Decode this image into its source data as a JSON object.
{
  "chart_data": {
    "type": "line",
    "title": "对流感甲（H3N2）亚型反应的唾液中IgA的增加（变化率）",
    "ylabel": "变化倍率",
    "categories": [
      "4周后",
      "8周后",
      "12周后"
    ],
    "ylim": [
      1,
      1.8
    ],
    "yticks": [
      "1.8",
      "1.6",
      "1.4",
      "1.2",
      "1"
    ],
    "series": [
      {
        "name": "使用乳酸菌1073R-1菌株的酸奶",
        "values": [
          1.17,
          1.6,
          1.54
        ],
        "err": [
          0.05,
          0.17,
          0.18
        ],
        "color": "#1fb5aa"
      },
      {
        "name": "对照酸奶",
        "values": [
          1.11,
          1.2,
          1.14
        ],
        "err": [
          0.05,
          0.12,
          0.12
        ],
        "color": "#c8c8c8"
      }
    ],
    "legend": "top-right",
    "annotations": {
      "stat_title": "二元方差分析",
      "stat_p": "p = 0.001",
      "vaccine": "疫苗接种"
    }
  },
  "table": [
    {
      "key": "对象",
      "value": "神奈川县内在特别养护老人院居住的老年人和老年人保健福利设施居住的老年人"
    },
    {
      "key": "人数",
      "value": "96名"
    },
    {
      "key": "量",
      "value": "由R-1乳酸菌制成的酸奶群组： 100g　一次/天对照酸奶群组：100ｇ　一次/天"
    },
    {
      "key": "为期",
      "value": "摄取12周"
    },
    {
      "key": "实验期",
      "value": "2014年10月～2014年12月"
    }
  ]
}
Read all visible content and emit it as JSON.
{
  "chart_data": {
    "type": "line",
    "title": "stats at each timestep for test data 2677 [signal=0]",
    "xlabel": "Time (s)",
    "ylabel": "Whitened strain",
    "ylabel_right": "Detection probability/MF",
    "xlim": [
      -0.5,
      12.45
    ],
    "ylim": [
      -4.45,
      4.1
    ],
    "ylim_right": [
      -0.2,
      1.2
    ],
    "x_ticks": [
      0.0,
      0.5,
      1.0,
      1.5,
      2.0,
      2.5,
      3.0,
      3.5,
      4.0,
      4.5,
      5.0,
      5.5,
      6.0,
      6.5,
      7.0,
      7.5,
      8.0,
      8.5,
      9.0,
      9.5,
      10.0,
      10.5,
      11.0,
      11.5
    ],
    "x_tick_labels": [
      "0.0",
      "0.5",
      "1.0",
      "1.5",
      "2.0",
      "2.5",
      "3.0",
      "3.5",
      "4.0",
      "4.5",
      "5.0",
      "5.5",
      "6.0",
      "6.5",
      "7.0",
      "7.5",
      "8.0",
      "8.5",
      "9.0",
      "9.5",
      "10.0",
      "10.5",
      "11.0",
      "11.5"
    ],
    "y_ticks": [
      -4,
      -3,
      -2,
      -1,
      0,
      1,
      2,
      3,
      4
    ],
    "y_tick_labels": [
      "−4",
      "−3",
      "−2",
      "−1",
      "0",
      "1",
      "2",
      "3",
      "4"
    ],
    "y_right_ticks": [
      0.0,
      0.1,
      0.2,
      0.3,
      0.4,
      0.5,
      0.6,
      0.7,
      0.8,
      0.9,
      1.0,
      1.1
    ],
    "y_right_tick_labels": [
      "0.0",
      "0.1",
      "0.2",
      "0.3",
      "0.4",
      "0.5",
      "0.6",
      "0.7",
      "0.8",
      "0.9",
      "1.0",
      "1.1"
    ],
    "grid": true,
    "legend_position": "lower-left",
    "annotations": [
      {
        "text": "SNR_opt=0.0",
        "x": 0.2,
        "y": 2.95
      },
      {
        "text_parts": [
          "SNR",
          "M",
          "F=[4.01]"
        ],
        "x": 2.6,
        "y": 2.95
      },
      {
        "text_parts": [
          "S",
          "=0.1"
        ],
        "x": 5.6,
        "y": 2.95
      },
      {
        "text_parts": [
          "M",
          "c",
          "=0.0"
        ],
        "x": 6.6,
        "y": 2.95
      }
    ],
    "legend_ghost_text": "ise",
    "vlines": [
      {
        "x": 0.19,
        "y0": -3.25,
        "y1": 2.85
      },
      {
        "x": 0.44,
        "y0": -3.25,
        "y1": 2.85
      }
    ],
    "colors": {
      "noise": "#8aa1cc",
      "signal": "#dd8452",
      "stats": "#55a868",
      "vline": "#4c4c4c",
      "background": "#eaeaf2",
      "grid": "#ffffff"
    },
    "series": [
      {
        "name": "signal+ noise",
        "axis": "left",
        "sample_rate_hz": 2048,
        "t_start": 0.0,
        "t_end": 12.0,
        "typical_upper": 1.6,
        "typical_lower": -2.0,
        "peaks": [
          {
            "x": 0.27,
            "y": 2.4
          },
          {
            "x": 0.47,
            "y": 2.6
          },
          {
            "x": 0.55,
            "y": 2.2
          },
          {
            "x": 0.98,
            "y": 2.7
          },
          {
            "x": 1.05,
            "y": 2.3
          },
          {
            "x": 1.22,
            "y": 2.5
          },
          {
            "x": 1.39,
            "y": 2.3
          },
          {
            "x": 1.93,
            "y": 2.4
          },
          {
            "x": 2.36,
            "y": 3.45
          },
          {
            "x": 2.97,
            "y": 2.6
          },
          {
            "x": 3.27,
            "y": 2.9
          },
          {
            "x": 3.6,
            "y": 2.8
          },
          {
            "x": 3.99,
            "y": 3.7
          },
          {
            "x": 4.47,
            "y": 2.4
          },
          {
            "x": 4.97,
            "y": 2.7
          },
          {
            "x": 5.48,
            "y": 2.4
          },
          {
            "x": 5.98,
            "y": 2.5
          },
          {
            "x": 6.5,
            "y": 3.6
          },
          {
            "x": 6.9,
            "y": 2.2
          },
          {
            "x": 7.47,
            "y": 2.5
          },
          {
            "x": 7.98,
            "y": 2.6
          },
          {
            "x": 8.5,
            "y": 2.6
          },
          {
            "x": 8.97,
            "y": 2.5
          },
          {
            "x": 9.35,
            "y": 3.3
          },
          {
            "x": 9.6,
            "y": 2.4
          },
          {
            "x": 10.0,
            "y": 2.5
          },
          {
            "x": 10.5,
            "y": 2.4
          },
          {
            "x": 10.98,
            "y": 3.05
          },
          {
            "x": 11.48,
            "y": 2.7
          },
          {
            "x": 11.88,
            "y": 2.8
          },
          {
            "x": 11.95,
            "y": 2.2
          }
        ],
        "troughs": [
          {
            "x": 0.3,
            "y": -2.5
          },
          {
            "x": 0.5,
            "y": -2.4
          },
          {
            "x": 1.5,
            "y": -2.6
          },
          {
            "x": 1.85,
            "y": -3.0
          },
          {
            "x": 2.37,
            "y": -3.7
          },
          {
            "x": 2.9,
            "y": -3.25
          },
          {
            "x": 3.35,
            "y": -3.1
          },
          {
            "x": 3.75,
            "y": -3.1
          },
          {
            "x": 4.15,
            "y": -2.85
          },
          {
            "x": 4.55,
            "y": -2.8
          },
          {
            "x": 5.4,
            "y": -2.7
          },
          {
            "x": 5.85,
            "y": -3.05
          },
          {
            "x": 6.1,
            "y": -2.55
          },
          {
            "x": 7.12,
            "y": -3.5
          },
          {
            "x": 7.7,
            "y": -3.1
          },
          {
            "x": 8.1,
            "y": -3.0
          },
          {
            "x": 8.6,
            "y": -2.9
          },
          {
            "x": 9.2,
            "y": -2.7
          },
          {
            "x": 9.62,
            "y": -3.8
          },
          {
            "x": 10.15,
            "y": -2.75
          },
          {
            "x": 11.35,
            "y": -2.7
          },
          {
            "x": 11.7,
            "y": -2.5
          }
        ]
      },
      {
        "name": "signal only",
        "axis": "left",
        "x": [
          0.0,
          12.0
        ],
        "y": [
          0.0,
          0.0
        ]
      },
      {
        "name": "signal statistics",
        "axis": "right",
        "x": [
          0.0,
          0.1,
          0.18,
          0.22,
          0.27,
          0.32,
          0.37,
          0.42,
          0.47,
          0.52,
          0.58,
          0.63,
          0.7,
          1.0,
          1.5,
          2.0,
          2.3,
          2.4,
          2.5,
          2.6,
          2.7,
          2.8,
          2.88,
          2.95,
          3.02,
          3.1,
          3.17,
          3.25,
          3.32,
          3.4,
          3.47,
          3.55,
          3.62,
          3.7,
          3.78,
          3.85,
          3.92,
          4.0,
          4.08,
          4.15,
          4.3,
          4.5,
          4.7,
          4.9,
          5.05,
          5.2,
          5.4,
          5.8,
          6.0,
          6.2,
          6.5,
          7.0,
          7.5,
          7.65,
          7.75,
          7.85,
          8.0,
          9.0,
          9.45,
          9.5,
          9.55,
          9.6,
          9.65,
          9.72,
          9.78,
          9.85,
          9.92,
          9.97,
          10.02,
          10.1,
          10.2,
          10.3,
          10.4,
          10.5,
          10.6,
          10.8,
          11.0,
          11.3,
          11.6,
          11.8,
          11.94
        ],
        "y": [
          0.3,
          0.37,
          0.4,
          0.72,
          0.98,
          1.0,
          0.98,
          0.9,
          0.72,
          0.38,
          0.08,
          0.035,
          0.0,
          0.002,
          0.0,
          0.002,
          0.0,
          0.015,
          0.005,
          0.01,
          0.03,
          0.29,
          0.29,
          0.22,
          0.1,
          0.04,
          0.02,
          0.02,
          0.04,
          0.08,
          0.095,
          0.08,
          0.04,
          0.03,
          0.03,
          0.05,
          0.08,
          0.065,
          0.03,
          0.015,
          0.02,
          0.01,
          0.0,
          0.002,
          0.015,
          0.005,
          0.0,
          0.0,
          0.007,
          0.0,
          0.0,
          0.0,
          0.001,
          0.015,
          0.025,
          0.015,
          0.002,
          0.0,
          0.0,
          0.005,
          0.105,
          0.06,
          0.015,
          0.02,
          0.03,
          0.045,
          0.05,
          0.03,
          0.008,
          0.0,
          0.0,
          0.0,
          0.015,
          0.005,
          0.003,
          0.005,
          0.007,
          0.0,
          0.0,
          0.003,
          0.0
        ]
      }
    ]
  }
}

----

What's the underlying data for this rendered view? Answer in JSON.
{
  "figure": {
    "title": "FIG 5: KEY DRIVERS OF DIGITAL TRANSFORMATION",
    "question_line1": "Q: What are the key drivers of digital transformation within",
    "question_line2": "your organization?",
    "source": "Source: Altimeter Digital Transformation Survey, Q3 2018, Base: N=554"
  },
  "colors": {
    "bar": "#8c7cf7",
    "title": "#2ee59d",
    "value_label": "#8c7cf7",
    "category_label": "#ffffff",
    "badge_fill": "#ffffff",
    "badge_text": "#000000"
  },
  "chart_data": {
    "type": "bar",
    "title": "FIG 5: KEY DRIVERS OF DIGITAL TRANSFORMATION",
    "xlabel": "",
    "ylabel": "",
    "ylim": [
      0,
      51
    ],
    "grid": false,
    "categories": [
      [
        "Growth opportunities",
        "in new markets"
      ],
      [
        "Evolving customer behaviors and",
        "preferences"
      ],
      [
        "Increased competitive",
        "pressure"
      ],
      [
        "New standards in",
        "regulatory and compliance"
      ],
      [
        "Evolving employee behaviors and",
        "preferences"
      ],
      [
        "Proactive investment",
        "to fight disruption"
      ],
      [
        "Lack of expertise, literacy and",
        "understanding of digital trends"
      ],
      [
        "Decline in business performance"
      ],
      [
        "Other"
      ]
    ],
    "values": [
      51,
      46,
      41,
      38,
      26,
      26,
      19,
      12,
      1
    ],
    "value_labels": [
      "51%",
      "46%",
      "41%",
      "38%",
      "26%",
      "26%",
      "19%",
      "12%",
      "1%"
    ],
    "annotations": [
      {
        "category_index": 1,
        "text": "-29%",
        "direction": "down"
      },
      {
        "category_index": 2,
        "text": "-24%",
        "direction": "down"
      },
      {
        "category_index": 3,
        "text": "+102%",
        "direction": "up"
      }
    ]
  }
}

----

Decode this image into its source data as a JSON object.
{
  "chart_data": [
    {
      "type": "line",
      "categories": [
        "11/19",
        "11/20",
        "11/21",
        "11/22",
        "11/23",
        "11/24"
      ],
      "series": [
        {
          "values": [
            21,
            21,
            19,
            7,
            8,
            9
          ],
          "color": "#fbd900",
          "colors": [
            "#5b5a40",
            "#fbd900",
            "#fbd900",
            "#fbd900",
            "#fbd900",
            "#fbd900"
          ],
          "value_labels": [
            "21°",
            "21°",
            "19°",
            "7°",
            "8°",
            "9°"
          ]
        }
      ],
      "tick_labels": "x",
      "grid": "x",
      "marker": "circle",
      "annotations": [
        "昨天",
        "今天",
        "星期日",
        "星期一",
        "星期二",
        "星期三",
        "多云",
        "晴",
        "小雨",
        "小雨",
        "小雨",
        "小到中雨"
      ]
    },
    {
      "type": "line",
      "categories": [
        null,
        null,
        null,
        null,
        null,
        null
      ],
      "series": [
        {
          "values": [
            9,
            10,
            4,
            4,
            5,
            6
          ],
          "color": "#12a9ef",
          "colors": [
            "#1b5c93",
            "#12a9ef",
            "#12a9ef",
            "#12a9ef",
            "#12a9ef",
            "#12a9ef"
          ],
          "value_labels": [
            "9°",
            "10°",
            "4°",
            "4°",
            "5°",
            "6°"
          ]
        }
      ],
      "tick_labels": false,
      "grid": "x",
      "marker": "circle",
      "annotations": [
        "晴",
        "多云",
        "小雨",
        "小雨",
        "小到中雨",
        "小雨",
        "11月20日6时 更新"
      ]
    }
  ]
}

----

* [WHAT THE TASK REQUIRES] Copy out each line of the listing that holds "Evolving".

* [COMPLETED TASK]
        "Evolving customer behaviors and",
        "Evolving employee behaviors and",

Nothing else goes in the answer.